Document excerpt:

++++++

I really question, however, whether Pope Francis should have gone into this at all.  While wars are increasingly rare, in recent years where they have existed they've often pitted Islam in aggressive violence against Christians in general and the Catholic and Orthodox in particular.  It's easy to be against war of any kind for Europeans or those living in the New World.  It might not be if you are facing the Islamic State on the Lavant.

I also don't' think the new writing changes Catholic doctrine on the death penalty, as some seem to be stating, where it states: 

The death penalty

263. There is yet another way to eliminate others, one aimed not at countries but at individuals. It is the death penalty. Saint John Paul II stated clearly and firmly that the death penalty is inadequate from a moral standpoint and no longer necessary from that of penal justice. There can be no stepping back from this position. Today we state clearly that “the death penalty is inadmissible” and the Church is firmly committed to calling for its abolition worldwide.

264. In the New Testament, while individuals are asked not to take justice into their own hands (cf. Rom 12:17.19), there is also a recognition of the need for authorities to impose penalties on evildoers (cf. Rom 13:4; 1 Pet 2:14). Indeed, “civic life, structured around an organized community, needs rules of coexistence, the wilful violation of which demands appropriate redress”.[249] This means that legitimate public authority can and must “inflict punishments according to the seriousness of the crimes” and that judicial power be guaranteed a “necessary independence in the realm of law”. 

265. From the earliest centuries of the Church, some were clearly opposed to capital punishment. Lactantius, for example, held that “there ought to be no exception at all; that it is always unlawful to put a man to death”. Pope Nicholas I urged that efforts be made “to free from the punishment of death not only each of the innocent, but all the guilty as well”.During the trial of the murderers of two priests, Saint Augustine asked the judge not to take the life of the assassins with this argument: “We do not object to your depriving these wicked men of the freedom to commit further crimes. Our desire is rather that justice be satisfied without the taking of their lives or the maiming of their bodies in any part. And, at the same time, that by the coercive measures provided by the law, they be turned from their irrational fury to the calmness of men of sound mind, and from their evil deeds to some useful employment. This too is considered a condemnation, but who does not see that, when savage violence is restrained and remedies meant to produce repentance are provided, it should be considered a benefit rather than a mere punitive measure… Do not let the atrocity of their sins feed a desire for vengeance, but desire instead to heal the wounds which those deeds have inflicted on their souls”.

++++++

Collected data entries:

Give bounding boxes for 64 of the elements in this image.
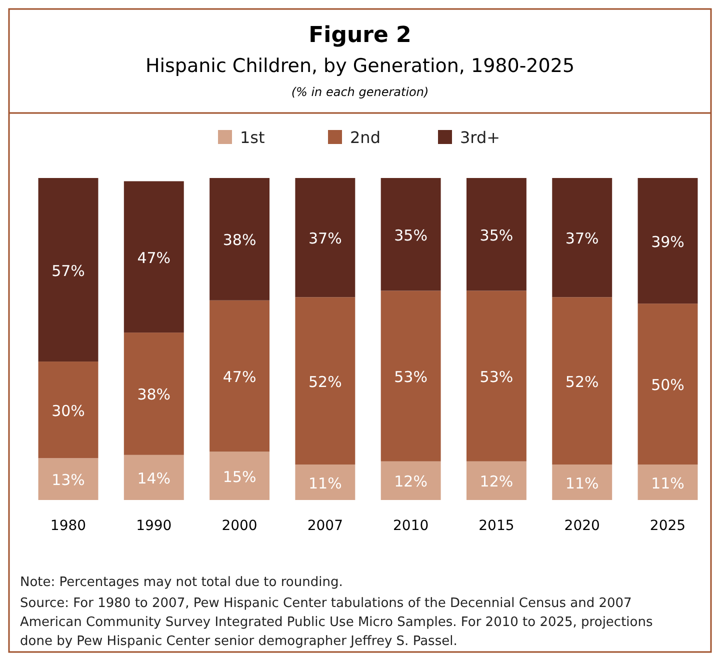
- x-tick-label: 1990: [136, 518, 172, 534]
- bar: [210, 300, 270, 452]
- bar: [38, 178, 98, 362]
- data-label: 52%: [565, 372, 599, 391]
- bar: [124, 332, 184, 455]
- x-tick-label: 2007: [307, 518, 343, 534]
- x-tick-label: 2010: [393, 518, 429, 534]
- data-label: 47%: [137, 248, 171, 267]
- data-label: 38%: [222, 231, 256, 250]
- data-label: 35%: [394, 226, 428, 244]
- data-label: 53%: [394, 368, 428, 386]
- data-label: 30%: [52, 402, 85, 420]
- data-label: 11%: [565, 474, 599, 492]
- bar: [38, 458, 98, 500]
- bar: [295, 297, 356, 465]
- bar: [210, 452, 270, 500]
- data-label: 14%: [137, 469, 171, 488]
- chart-title: Figure 2: [308, 23, 412, 48]
- bar: [380, 290, 441, 462]
- bar: [380, 461, 441, 500]
- data-label: 37%: [565, 230, 599, 248]
- bar: [638, 304, 698, 465]
- text: (% in each generation): [291, 85, 429, 99]
- data-label: 11%: [651, 474, 684, 492]
- data-label: 13%: [52, 471, 85, 490]
- data-label: 12%: [394, 472, 428, 491]
- bar: [552, 297, 612, 465]
- bar: [38, 362, 98, 458]
- source-note: Source: For 1980 to 2007, Pew Hispanic Center tabulations of the Decennial Census and 2007 American Community Survey Integrated Public Use Micro Samples. For 2010 to 2025, projections done by Pew Hispanic Center senior demographer Jeffrey S. Passel.: [20, 596, 653, 649]
- x-tick-label: 2025: [650, 518, 686, 534]
- bar: [638, 178, 698, 304]
- data-label: 12%: [480, 472, 514, 491]
- legend-label: 1st: [240, 128, 265, 147]
- data-label: 11%: [308, 474, 342, 492]
- data-label: 35%: [480, 226, 514, 244]
- bar: [295, 464, 356, 500]
- bar: [552, 464, 612, 500]
- data-label: 57%: [52, 262, 85, 280]
- legend-label: 3rd+: [460, 128, 500, 147]
- data-label: 37%: [308, 230, 342, 248]
- data-label: 52%: [308, 372, 342, 391]
- bar: [124, 454, 184, 500]
- x-tick-label: 2015: [478, 518, 514, 534]
- bar: [466, 290, 526, 462]
- bar: [466, 178, 526, 291]
- x-tick-label: 2020: [564, 518, 600, 534]
- bar: [466, 461, 526, 500]
- data-label: 39%: [651, 232, 684, 251]
- chart-subtitle: Hispanic Children, by Generation, 1980-2025: [145, 55, 575, 77]
- bar: [210, 178, 270, 300]
- data-label: 47%: [222, 368, 256, 386]
- bar: [552, 178, 612, 298]
- x-tick-label: 1980: [50, 518, 86, 534]
- bar: [380, 178, 441, 291]
- bar: [124, 181, 184, 333]
- data-label: 15%: [222, 468, 256, 486]
- bar: [295, 178, 356, 298]
- x-tick-label: 2000: [222, 518, 258, 534]
- legend-label: 2nd: [350, 128, 380, 147]
- data-label: 53%: [480, 368, 514, 386]
- data-label: 38%: [137, 386, 171, 404]
- text: Note: Percentages may not total due to rounding.: [20, 575, 343, 590]
- data-label: 50%: [651, 376, 684, 394]
- bar: [638, 464, 698, 500]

++++++

Stated goal 1: Reproduce part of the death penalty excerpt word for word. Begin at the words that have "I also don't'" and stop after "its abolition worldwide.".
Stated goal 2: Say whether the death penalty excerpt agrees with each statement. Answer yes or no and quote the words that decide it. (a) Saint Augustine asked a judge not to take the lives of the men who murdered two priests. (b) Lactantius allowed some exceptions to the rule against putting a man to death. (c) Paragraph 264 says public authority should never inflict punishments.

Solution 1:
I also don't' think the new writing changes Catholic doctrine on the death penalty, as some seem to be stating, where it states: 

The death penalty

263. There is yet another way to eliminate others, one aimed not at countries but at individuals. It is the death penalty. Saint John Paul II stated clearly and firmly that the death penalty is inadequate from a moral standpoint and no longer necessary from that of penal justice. There can be no stepping back from this position. Today we state clearly that “the death penalty is inadmissible” and the Church is firmly committed to calling for its abolition worldwide.

Solution 2:
(a) Yes: "During the trial of the murderers of two priests, Saint Augustine asked the judge not to take the life of the assassins"
(b) No: "there ought to be no exception at all; that it is always unlawful to put a man to death"
(c) No: "legitimate public authority can and must “inflict punishments according to the seriousness of the crimes”"